## Data to use
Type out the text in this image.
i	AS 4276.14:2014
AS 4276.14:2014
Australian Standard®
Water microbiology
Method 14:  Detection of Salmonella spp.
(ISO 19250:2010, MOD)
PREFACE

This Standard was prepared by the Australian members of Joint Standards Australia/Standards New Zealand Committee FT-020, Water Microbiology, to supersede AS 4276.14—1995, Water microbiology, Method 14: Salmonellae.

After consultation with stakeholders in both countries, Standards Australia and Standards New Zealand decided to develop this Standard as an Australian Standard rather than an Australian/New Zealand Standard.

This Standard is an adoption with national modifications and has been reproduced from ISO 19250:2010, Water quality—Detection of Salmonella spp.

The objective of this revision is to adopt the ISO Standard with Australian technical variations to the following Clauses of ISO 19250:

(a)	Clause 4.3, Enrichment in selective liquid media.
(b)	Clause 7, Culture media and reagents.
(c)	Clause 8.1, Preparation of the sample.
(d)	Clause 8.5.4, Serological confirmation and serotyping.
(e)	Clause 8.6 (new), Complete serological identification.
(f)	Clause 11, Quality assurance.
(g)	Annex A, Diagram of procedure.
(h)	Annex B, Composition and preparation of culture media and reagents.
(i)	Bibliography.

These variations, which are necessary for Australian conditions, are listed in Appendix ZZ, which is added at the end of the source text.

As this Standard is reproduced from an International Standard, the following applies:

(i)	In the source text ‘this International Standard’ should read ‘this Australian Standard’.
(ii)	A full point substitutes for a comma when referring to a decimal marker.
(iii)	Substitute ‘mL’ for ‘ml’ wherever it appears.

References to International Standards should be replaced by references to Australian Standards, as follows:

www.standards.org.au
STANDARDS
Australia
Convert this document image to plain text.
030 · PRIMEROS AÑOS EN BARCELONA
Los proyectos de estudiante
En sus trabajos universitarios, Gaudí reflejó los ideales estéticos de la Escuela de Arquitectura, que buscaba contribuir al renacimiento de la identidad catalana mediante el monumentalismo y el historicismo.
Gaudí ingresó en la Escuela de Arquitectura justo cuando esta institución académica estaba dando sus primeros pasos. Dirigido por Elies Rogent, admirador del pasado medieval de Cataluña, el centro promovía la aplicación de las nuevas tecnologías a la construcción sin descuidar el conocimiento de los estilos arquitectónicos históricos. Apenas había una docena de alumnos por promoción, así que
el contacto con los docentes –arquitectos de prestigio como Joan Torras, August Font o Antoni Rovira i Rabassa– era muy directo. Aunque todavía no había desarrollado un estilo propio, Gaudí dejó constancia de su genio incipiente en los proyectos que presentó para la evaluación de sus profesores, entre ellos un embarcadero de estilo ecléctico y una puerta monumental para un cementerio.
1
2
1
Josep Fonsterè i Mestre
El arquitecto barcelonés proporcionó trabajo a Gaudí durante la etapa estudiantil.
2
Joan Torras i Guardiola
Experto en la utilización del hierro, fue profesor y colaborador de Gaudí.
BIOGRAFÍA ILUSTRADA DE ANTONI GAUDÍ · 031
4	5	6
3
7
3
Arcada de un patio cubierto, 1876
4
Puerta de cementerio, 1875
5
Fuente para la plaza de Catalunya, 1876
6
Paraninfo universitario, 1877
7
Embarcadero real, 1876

## What the exercise asks
Using the listing above, please repeat every entry exactly.

## Task solution
Type out the text in this image.
i	AS 4276.14:2014
AS 4276.14:2014
Australian Standard®
Water microbiology
Method 14:  Detection of Salmonella spp.
(ISO 19250:2010, MOD)
PREFACE

This Standard was prepared by the Australian members of Joint Standards Australia/Standards New Zealand Committee FT-020, Water Microbiology, to supersede AS 4276.14—1995, Water microbiology, Method 14: Salmonellae.

After consultation with stakeholders in both countries, Standards Australia and Standards New Zealand decided to develop this Standard as an Australian Standard rather than an Australian/New Zealand Standard.

This Standard is an adoption with national modifications and has been reproduced from ISO 19250:2010, Water quality—Detection of Salmonella spp.

The objective of this revision is to adopt the ISO Standard with Australian technical variations to the following Clauses of ISO 19250:

(a)	Clause 4.3, Enrichment in selective liquid media.
(b)	Clause 7, Culture media and reagents.
(c)	Clause 8.1, Preparation of the sample.
(d)	Clause 8.5.4, Serological confirmation and serotyping.
(e)	Clause 8.6 (new), Complete serological identification.
(f)	Clause 11, Quality assurance.
(g)	Annex A, Diagram of procedure.
(h)	Annex B, Composition and preparation of culture media and reagents.
(i)	Bibliography.

These variations, which are necessary for Australian conditions, are listed in Appendix ZZ, which is added at the end of the source text.

As this Standard is reproduced from an International Standard, the following applies:

(i)	In the source text ‘this International Standard’ should read ‘this Australian Standard’.
(ii)	A full point substitutes for a comma when referring to a decimal marker.
(iii)	Substitute ‘mL’ for ‘ml’ wherever it appears.

References to International Standards should be replaced by references to Australian Standards, as follows:

www.standards.org.au
STANDARDS
Australia
Convert this document image to plain text.
030 · PRIMEROS AÑOS EN BARCELONA
Los proyectos de estudiante
En sus trabajos universitarios, Gaudí reflejó los ideales estéticos de la Escuela de Arquitectura, que buscaba contribuir al renacimiento de la identidad catalana mediante el monumentalismo y el historicismo.
Gaudí ingresó en la Escuela de Arquitectura justo cuando esta institución académica estaba dando sus primeros pasos. Dirigido por Elies Rogent, admirador del pasado medieval de Cataluña, el centro promovía la aplicación de las nuevas tecnologías a la construcción sin descuidar el conocimiento de los estilos arquitectónicos históricos. Apenas había una docena de alumnos por promoción, así que
el contacto con los docentes –arquitectos de prestigio como Joan Torras, August Font o Antoni Rovira i Rabassa– era muy directo. Aunque todavía no había desarrollado un estilo propio, Gaudí dejó constancia de su genio incipiente en los proyectos que presentó para la evaluación de sus profesores, entre ellos un embarcadero de estilo ecléctico y una puerta monumental para un cementerio.
1
2
1
Josep Fonsterè i Mestre
El arquitecto barcelonés proporcionó trabajo a Gaudí durante la etapa estudiantil.
2
Joan Torras i Guardiola
Experto en la utilización del hierro, fue profesor y colaborador de Gaudí.
BIOGRAFÍA ILUSTRADA DE ANTONI GAUDÍ · 031
4	5	6
3
7
3
Arcada de un patio cubierto, 1876
4
Puerta de cementerio, 1875
5
Fuente para la plaza de Catalunya, 1876
6
Paraninfo universitario, 1877
7
Embarcadero real, 1876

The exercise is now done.